====== SUPPLIED ENTRIES ======

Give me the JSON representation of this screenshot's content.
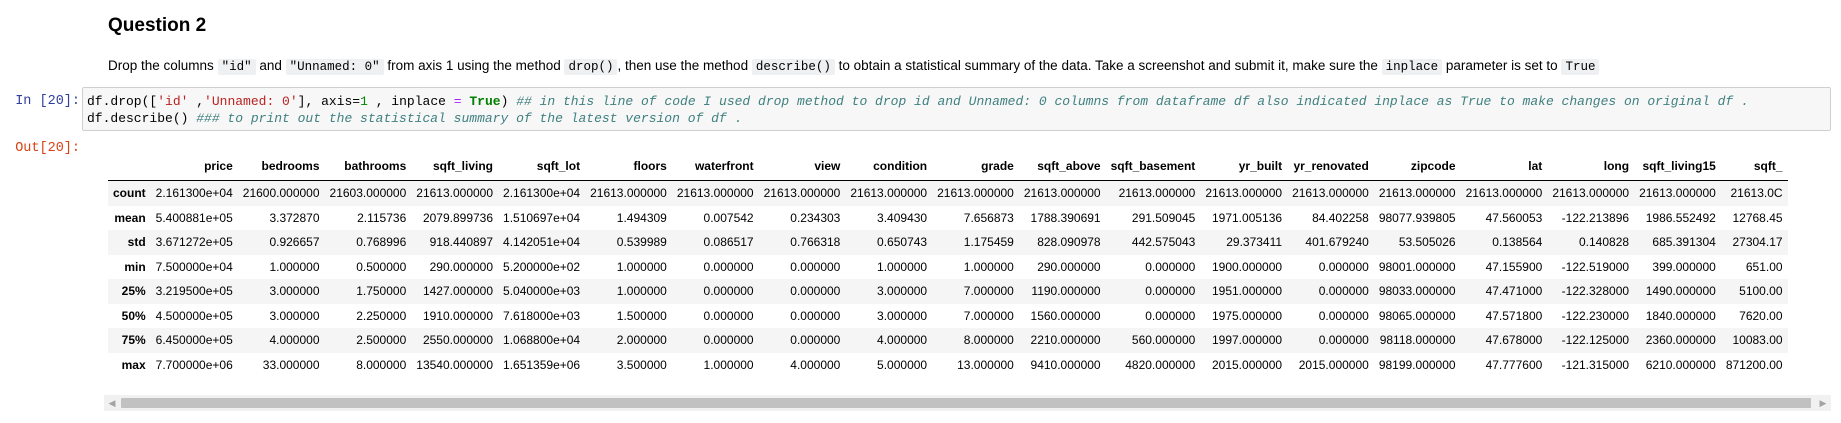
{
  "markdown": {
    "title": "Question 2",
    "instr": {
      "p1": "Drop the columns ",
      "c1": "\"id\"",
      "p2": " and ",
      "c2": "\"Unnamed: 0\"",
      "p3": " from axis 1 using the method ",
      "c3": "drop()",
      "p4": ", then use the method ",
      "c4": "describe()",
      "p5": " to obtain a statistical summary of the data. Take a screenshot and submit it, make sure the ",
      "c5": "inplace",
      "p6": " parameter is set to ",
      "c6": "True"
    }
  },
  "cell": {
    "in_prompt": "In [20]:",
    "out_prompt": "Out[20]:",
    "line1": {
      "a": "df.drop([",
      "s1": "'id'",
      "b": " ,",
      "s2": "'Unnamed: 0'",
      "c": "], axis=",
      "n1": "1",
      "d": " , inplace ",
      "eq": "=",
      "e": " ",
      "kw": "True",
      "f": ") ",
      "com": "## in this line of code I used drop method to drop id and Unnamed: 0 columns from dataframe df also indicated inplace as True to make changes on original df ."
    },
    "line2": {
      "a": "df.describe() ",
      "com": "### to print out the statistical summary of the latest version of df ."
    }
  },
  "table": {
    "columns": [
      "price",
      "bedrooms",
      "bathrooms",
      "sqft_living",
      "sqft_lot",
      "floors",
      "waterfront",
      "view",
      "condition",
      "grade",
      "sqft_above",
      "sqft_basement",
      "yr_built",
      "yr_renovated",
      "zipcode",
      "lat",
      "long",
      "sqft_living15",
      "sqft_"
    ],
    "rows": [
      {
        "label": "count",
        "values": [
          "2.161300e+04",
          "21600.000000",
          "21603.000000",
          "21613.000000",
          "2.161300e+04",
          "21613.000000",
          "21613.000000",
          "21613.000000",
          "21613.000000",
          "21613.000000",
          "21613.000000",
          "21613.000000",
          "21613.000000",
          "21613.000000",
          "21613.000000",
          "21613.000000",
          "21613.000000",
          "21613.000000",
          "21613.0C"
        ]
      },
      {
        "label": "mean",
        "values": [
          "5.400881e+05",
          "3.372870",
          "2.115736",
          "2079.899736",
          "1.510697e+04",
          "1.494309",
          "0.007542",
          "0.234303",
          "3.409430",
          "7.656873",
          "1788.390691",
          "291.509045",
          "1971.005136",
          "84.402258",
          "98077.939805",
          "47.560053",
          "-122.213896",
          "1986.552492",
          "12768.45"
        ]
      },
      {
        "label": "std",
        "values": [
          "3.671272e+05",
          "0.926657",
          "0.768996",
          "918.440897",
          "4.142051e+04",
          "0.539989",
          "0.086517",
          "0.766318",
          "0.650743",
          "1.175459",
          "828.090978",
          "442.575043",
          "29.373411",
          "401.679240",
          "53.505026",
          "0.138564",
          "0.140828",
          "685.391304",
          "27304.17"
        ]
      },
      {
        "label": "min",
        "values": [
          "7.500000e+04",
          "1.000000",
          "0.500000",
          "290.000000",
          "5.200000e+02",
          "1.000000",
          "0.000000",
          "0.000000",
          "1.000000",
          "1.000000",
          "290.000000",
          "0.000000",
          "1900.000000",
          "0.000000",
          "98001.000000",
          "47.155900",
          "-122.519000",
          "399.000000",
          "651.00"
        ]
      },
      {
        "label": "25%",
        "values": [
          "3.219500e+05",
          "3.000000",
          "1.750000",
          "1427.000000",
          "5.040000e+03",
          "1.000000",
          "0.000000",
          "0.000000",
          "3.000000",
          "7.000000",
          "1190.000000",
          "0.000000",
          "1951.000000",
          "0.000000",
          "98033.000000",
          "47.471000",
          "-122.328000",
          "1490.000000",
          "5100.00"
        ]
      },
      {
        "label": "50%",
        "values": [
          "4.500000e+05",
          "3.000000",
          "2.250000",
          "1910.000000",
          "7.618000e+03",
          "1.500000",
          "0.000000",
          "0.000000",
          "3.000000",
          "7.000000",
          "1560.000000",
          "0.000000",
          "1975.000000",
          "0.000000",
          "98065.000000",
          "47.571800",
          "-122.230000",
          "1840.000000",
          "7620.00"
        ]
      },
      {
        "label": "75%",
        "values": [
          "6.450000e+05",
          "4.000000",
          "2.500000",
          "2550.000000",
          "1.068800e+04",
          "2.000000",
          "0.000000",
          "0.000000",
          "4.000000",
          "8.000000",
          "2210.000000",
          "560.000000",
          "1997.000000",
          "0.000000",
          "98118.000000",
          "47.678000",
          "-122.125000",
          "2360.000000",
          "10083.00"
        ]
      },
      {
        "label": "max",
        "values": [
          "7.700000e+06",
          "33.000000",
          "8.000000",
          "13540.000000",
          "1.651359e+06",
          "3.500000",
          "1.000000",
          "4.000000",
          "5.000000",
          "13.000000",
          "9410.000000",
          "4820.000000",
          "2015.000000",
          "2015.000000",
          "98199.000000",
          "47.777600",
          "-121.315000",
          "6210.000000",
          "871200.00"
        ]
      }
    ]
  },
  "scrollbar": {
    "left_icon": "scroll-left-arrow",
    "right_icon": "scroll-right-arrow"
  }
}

======

• _DESCRIPTION OF THE TASK_
Repeat the preceding records precisely, and leave every picture out of the copy.

• _WRITTEN SOLUTION_
Give me the JSON representation of this screenshot's content.
{
  "markdown": {
    "title": "Question 2",
    "instr": {
      "p1": "Drop the columns ",
      "c1": "\"id\"",
      "p2": " and ",
      "c2": "\"Unnamed: 0\"",
      "p3": " from axis 1 using the method ",
      "c3": "drop()",
      "p4": ", then use the method ",
      "c4": "describe()",
      "p5": " to obtain a statistical summary of the data. Take a screenshot and submit it, make sure the ",
      "c5": "inplace",
      "p6": " parameter is set to ",
      "c6": "True"
    }
  },
  "cell": {
    "in_prompt": "In [20]:",
    "out_prompt": "Out[20]:",
    "line1": {
      "a": "df.drop([",
      "s1": "'id'",
      "b": " ,",
      "s2": "'Unnamed: 0'",
      "c": "], axis=",
      "n1": "1",
      "d": " , inplace ",
      "eq": "=",
      "e": " ",
      "kw": "True",
      "f": ") ",
      "com": "## in this line of code I used drop method to drop id and Unnamed: 0 columns from dataframe df also indicated inplace as True to make changes on original df ."
    },
    "line2": {
      "a": "df.describe() ",
      "com": "### to print out the statistical summary of the latest version of df ."
    }
  },
  "table": {
    "columns": [
      "price",
      "bedrooms",
      "bathrooms",
      "sqft_living",
      "sqft_lot",
      "floors",
      "waterfront",
      "view",
      "condition",
      "grade",
      "sqft_above",
      "sqft_basement",
      "yr_built",
      "yr_renovated",
      "zipcode",
      "lat",
      "long",
      "sqft_living15",
      "sqft_"
    ],
    "rows": [
      {
        "label": "count",
        "values": [
          "2.161300e+04",
          "21600.000000",
          "21603.000000",
          "21613.000000",
          "2.161300e+04",
          "21613.000000",
          "21613.000000",
          "21613.000000",
          "21613.000000",
          "21613.000000",
          "21613.000000",
          "21613.000000",
          "21613.000000",
          "21613.000000",
          "21613.000000",
          "21613.000000",
          "21613.000000",
          "21613.000000",
          "21613.0C"
        ]
      },
      {
        "label": "mean",
        "values": [
          "5.400881e+05",
          "3.372870",
          "2.115736",
          "2079.899736",
          "1.510697e+04",
          "1.494309",
          "0.007542",
          "0.234303",
          "3.409430",
          "7.656873",
          "1788.390691",
          "291.509045",
          "1971.005136",
          "84.402258",
          "98077.939805",
          "47.560053",
          "-122.213896",
          "1986.552492",
          "12768.45"
        ]
      },
      {
        "label": "std",
        "values": [
          "3.671272e+05",
          "0.926657",
          "0.768996",
          "918.440897",
          "4.142051e+04",
          "0.539989",
          "0.086517",
          "0.766318",
          "0.650743",
          "1.175459",
          "828.090978",
          "442.575043",
          "29.373411",
          "401.679240",
          "53.505026",
          "0.138564",
          "0.140828",
          "685.391304",
          "27304.17"
        ]
      },
      {
        "label": "min",
        "values": [
          "7.500000e+04",
          "1.000000",
          "0.500000",
          "290.000000",
          "5.200000e+02",
          "1.000000",
          "0.000000",
          "0.000000",
          "1.000000",
          "1.000000",
          "290.000000",
          "0.000000",
          "1900.000000",
          "0.000000",
          "98001.000000",
          "47.155900",
          "-122.519000",
          "399.000000",
          "651.00"
        ]
      },
      {
        "label": "25%",
        "values": [
          "3.219500e+05",
          "3.000000",
          "1.750000",
          "1427.000000",
          "5.040000e+03",
          "1.000000",
          "0.000000",
          "0.000000",
          "3.000000",
          "7.000000",
          "1190.000000",
          "0.000000",
          "1951.000000",
          "0.000000",
          "98033.000000",
          "47.471000",
          "-122.328000",
          "1490.000000",
          "5100.00"
        ]
      },
      {
        "label": "50%",
        "values": [
          "4.500000e+05",
          "3.000000",
          "2.250000",
          "1910.000000",
          "7.618000e+03",
          "1.500000",
          "0.000000",
          "0.000000",
          "3.000000",
          "7.000000",
          "1560.000000",
          "0.000000",
          "1975.000000",
          "0.000000",
          "98065.000000",
          "47.571800",
          "-122.230000",
          "1840.000000",
          "7620.00"
        ]
      },
      {
        "label": "75%",
        "values": [
          "6.450000e+05",
          "4.000000",
          "2.500000",
          "2550.000000",
          "1.068800e+04",
          "2.000000",
          "0.000000",
          "0.000000",
          "4.000000",
          "8.000000",
          "2210.000000",
          "560.000000",
          "1997.000000",
          "0.000000",
          "98118.000000",
          "47.678000",
          "-122.125000",
          "2360.000000",
          "10083.00"
        ]
      },
      {
        "label": "max",
        "values": [
          "7.700000e+06",
          "33.000000",
          "8.000000",
          "13540.000000",
          "1.651359e+06",
          "3.500000",
          "1.000000",
          "4.000000",
          "5.000000",
          "13.000000",
          "9410.000000",
          "4820.000000",
          "2015.000000",
          "2015.000000",
          "98199.000000",
          "47.777600",
          "-121.315000",
          "6210.000000",
          "871200.00"
        ]
      }
    ]
  },
  "scrollbar": {
    "left_icon": "scroll-left-arrow",
    "right_icon": "scroll-right-arrow"
  }
}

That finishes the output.